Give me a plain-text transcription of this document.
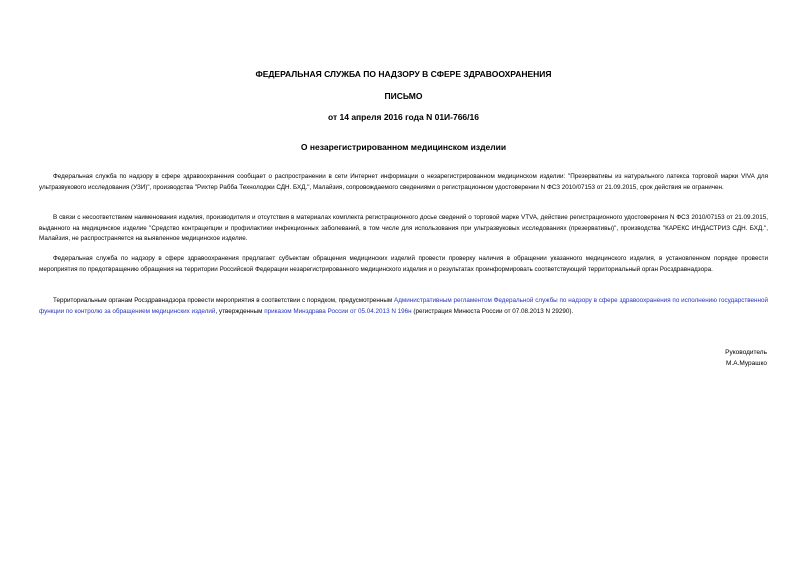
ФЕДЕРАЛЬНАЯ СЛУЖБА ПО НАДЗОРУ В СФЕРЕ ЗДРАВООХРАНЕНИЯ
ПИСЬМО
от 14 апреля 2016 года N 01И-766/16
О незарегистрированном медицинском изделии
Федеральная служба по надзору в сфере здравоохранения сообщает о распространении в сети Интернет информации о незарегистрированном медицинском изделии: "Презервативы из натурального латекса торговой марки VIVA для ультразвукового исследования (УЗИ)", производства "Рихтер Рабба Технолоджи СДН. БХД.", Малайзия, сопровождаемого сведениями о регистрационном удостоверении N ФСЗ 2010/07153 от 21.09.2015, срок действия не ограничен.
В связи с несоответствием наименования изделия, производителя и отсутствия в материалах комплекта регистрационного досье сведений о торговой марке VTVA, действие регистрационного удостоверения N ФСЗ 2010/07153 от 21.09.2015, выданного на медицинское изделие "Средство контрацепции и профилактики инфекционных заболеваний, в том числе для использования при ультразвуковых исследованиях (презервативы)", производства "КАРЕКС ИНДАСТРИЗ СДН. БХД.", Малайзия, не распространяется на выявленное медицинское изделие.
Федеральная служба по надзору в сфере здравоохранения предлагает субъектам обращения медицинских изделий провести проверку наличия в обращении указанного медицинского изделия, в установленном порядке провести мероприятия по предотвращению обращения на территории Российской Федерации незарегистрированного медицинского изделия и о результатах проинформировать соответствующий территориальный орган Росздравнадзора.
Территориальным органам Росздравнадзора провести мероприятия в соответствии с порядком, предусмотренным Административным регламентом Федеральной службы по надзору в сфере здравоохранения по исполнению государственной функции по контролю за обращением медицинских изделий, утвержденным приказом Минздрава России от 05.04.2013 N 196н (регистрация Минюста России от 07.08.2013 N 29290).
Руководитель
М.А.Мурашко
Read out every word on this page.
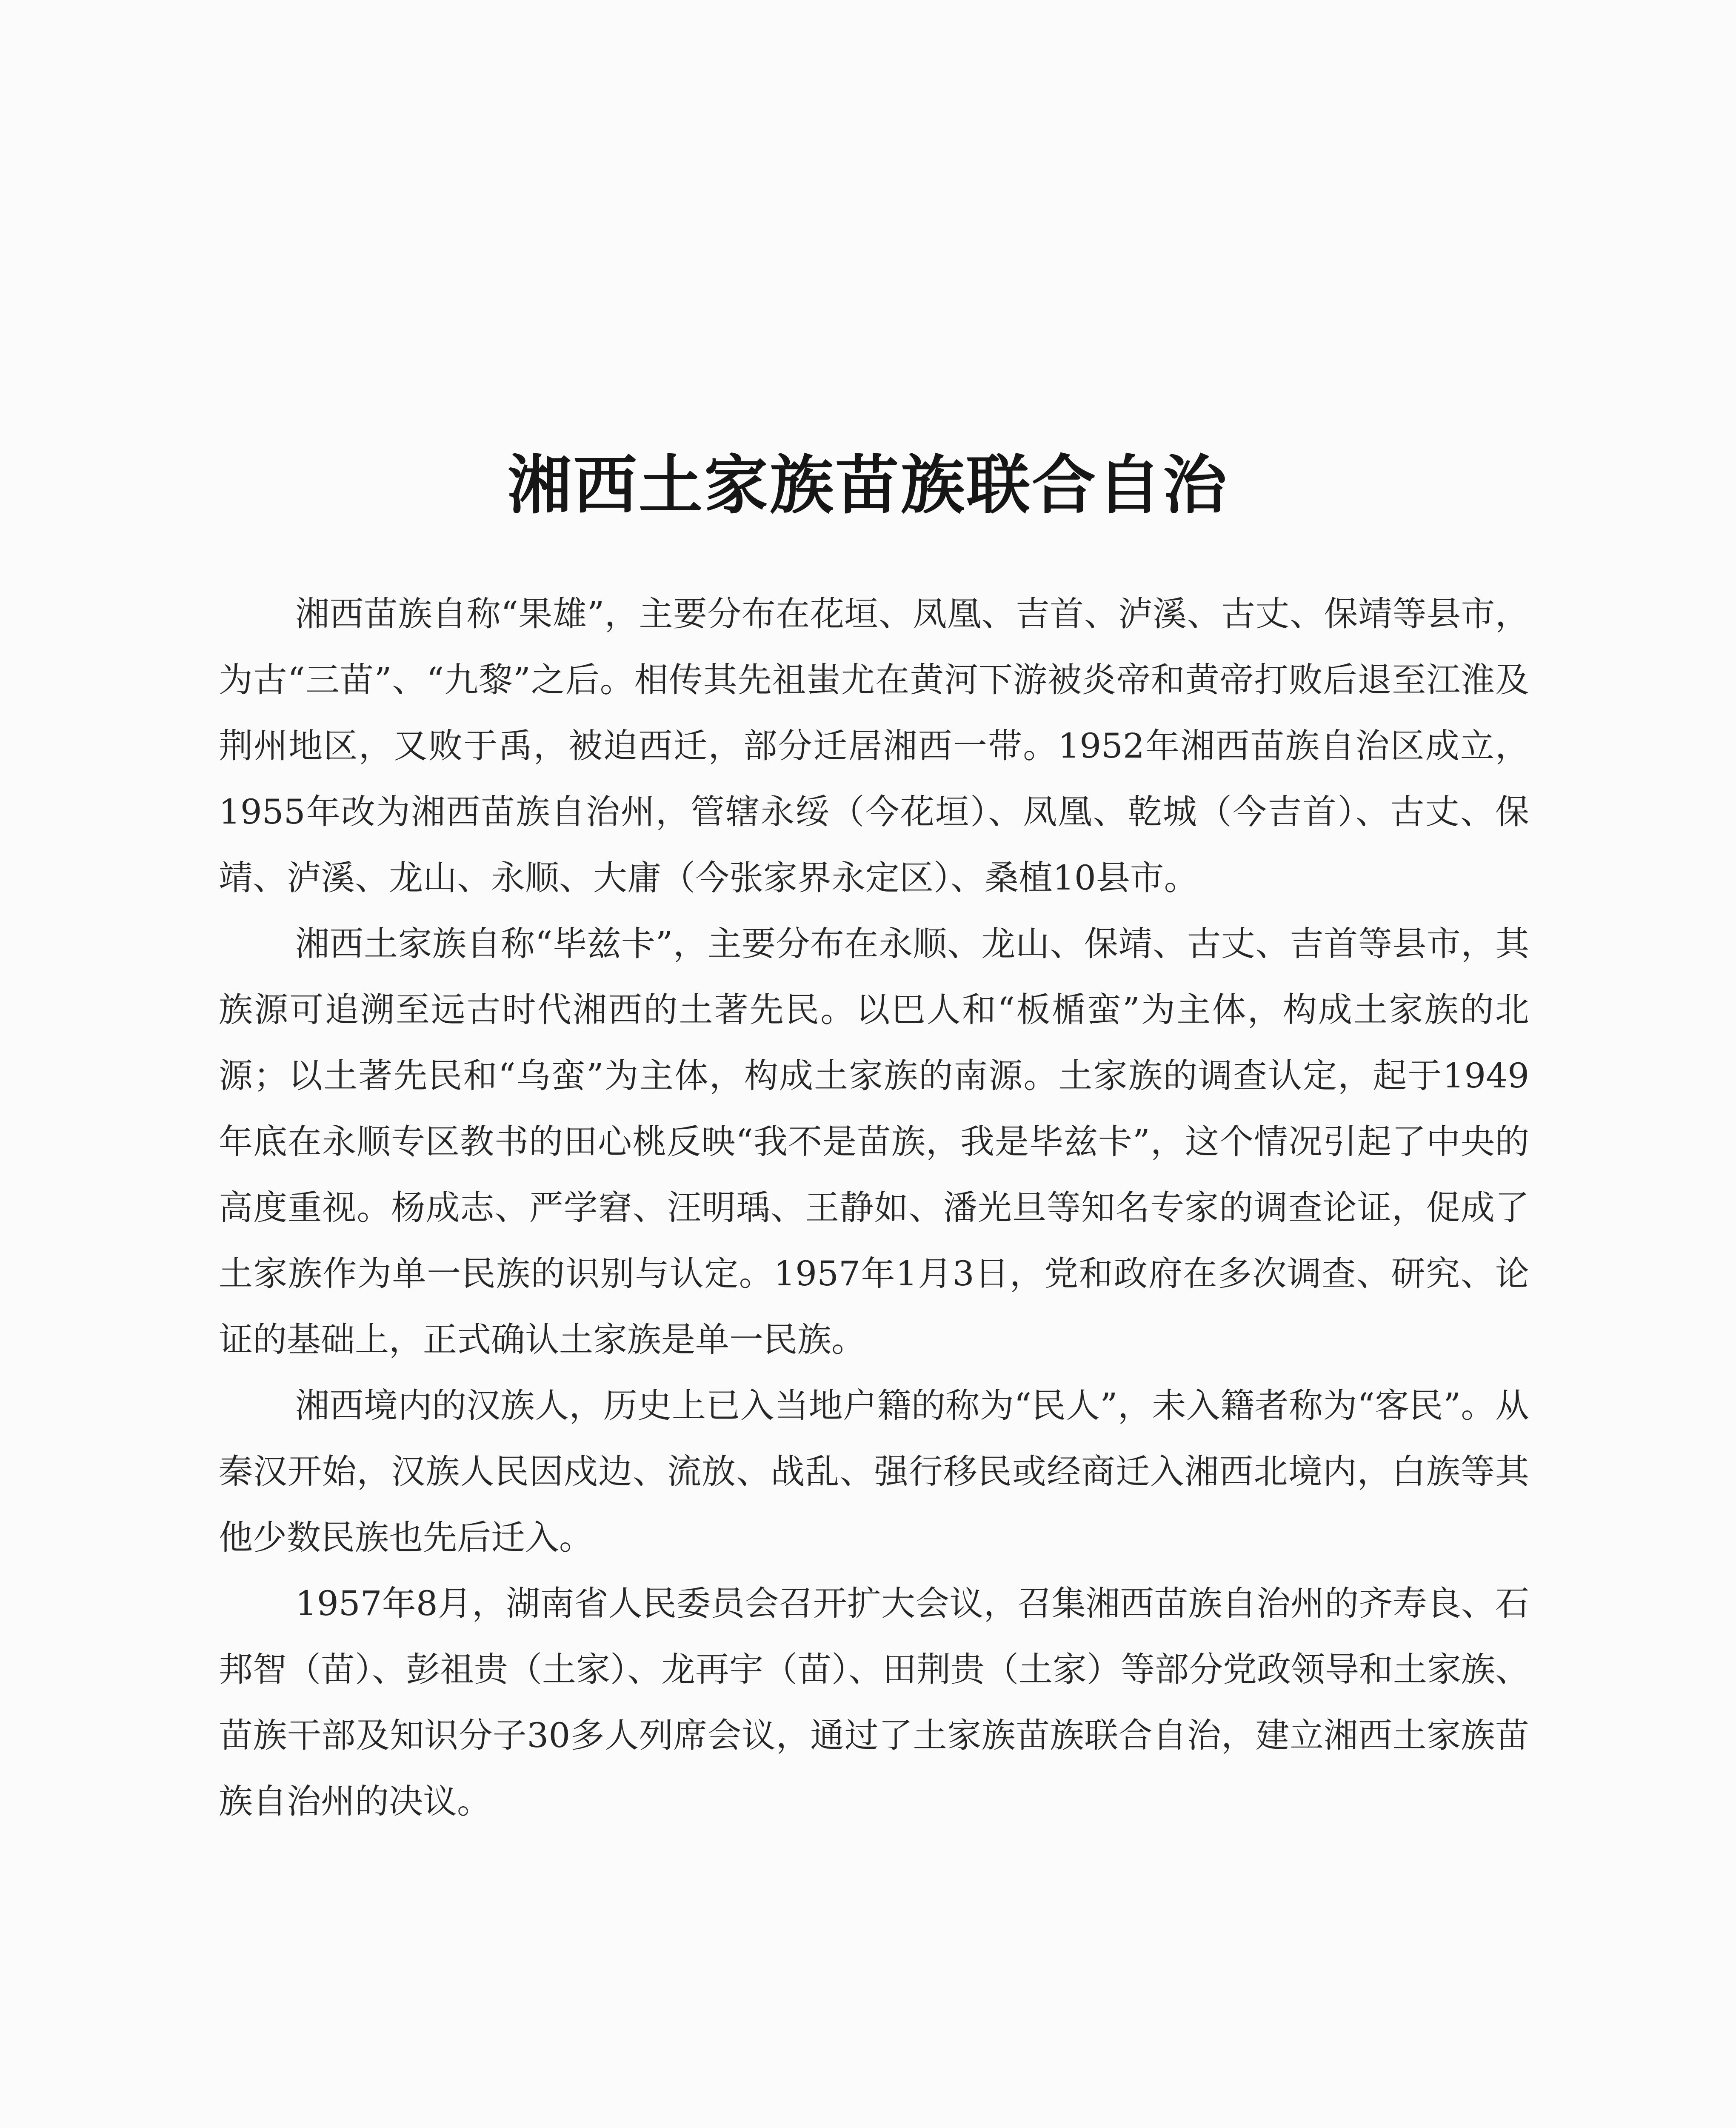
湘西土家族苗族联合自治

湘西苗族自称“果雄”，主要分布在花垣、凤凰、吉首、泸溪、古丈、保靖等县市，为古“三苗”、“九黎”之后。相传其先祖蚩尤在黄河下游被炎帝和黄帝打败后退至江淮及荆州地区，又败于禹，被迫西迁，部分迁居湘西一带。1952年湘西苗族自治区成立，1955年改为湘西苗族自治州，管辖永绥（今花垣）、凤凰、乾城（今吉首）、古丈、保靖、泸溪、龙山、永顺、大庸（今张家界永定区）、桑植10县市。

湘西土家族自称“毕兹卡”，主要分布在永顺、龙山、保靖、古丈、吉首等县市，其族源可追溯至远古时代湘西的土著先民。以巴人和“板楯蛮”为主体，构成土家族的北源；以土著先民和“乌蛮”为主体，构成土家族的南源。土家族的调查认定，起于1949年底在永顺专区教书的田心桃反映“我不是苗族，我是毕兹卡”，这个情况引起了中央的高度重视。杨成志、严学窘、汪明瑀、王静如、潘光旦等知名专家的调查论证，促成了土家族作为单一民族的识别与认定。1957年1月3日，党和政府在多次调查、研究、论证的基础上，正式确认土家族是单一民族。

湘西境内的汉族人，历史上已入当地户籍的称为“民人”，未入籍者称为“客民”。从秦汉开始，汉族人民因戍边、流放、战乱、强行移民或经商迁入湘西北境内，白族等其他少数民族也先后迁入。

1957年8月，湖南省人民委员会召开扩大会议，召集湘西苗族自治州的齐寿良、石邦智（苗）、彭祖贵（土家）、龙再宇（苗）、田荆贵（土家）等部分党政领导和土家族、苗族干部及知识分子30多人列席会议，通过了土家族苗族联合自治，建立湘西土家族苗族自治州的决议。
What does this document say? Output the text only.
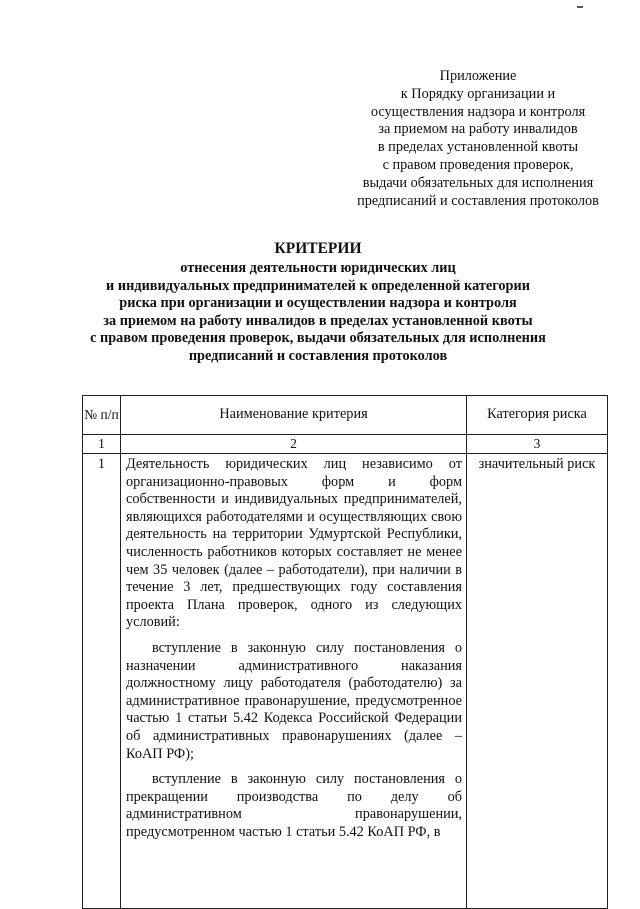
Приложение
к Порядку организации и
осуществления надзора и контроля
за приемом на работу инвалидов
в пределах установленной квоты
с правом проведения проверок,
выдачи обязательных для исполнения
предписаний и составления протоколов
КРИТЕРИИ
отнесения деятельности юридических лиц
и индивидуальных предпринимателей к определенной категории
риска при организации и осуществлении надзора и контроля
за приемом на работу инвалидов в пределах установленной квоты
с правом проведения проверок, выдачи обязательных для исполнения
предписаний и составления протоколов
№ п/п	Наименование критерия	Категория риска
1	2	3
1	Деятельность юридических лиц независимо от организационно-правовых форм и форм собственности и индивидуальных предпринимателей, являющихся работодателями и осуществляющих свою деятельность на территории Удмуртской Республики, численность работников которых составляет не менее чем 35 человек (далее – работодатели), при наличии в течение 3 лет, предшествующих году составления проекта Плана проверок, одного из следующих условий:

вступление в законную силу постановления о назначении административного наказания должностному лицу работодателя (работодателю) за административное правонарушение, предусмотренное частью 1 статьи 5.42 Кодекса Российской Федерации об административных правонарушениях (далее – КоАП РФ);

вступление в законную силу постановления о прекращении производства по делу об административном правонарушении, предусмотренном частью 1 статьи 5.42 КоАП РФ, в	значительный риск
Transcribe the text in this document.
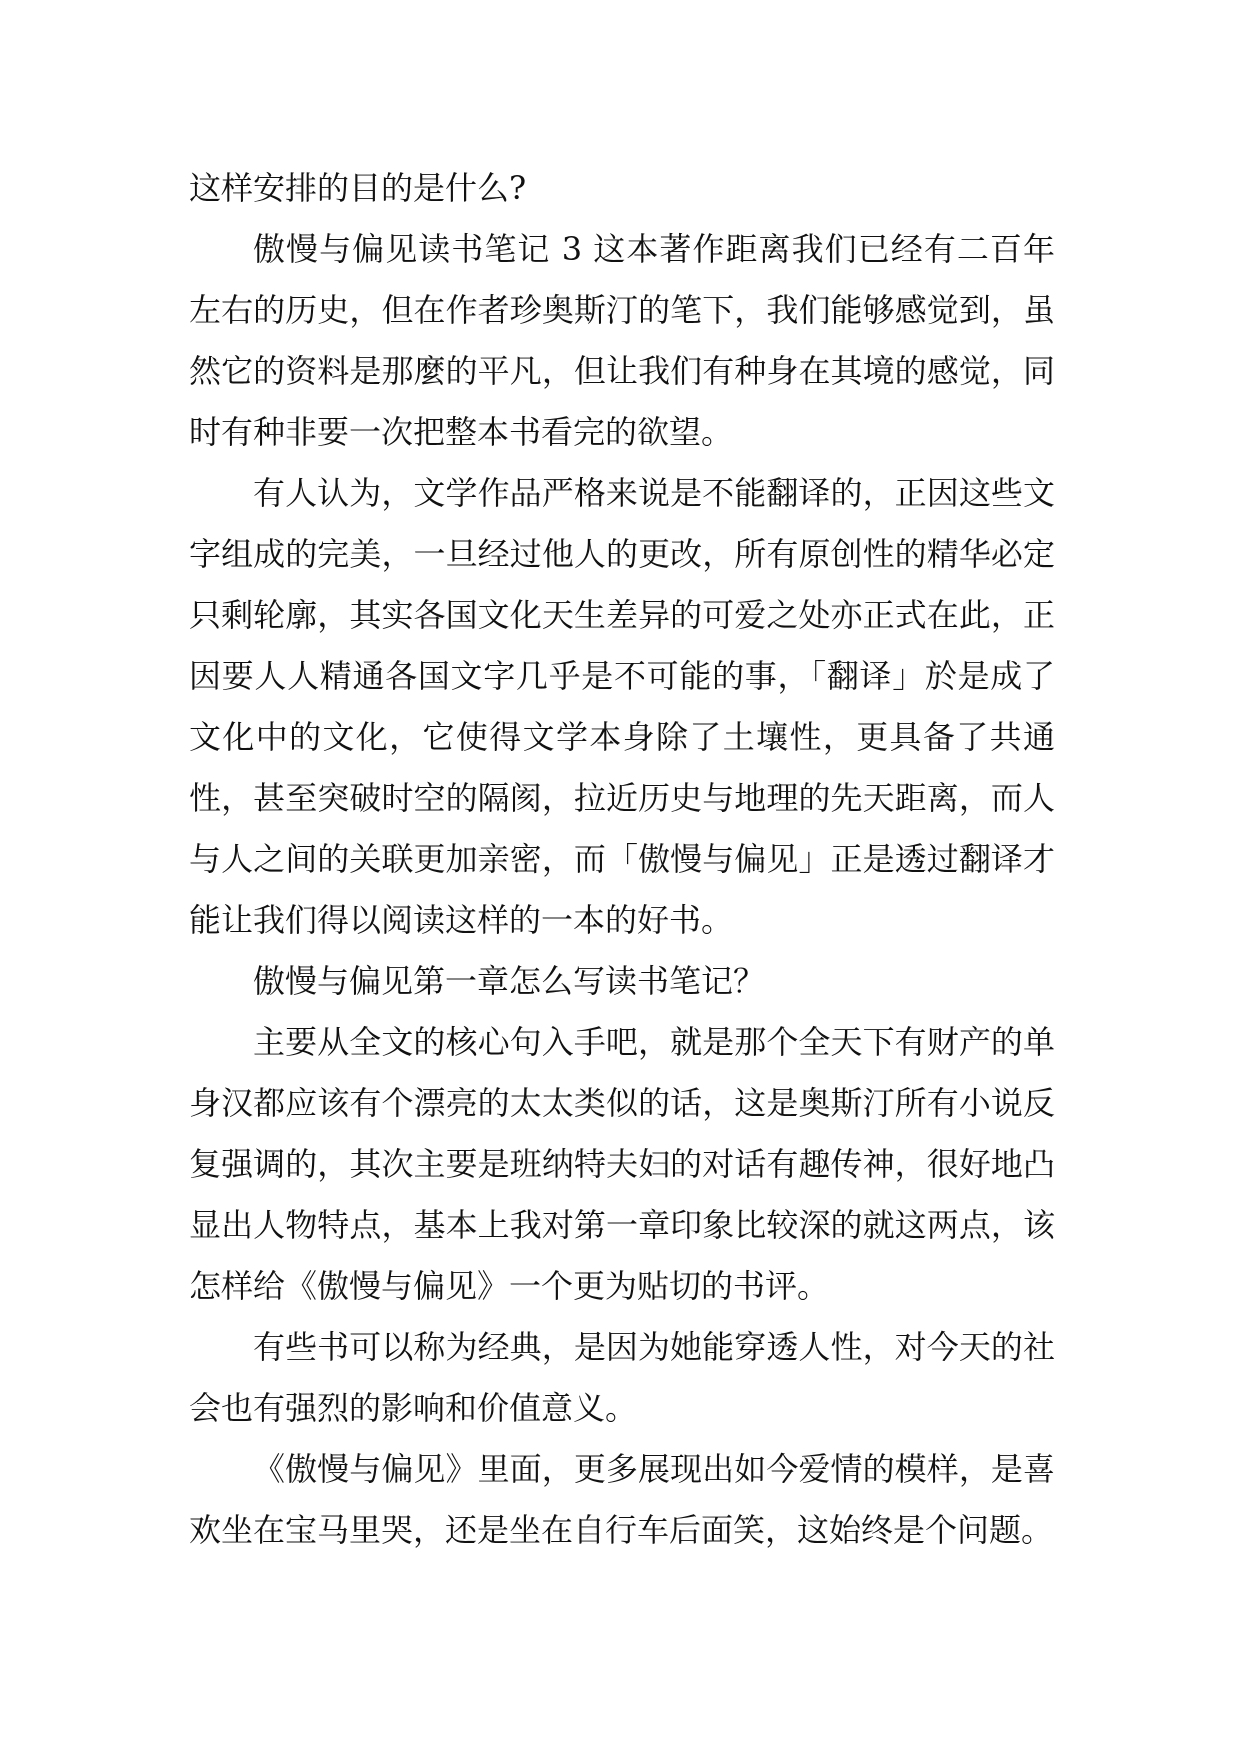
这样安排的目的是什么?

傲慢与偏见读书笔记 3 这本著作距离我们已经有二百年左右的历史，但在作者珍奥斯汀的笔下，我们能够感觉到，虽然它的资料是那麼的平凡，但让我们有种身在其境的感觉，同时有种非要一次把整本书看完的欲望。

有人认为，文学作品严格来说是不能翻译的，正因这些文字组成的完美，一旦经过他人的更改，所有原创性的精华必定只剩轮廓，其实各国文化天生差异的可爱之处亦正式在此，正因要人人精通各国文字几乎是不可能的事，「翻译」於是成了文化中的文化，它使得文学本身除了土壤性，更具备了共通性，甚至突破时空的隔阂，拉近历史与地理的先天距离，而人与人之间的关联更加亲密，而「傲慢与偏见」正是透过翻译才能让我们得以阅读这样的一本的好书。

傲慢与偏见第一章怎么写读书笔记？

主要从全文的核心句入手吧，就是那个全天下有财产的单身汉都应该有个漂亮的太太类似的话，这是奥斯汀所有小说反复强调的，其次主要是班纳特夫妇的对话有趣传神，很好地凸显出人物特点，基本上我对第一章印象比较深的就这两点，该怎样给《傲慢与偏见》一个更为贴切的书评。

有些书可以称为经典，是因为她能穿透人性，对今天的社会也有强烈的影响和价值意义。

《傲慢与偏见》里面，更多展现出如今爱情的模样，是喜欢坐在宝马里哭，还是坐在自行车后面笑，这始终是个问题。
* * * * * * * * *
__Written instruction__:
Scan the records above for the string "организации", then select every line that holds it.

__Written solution__:
к Порядку организации и
риска при организации и осуществлении надзора и контроля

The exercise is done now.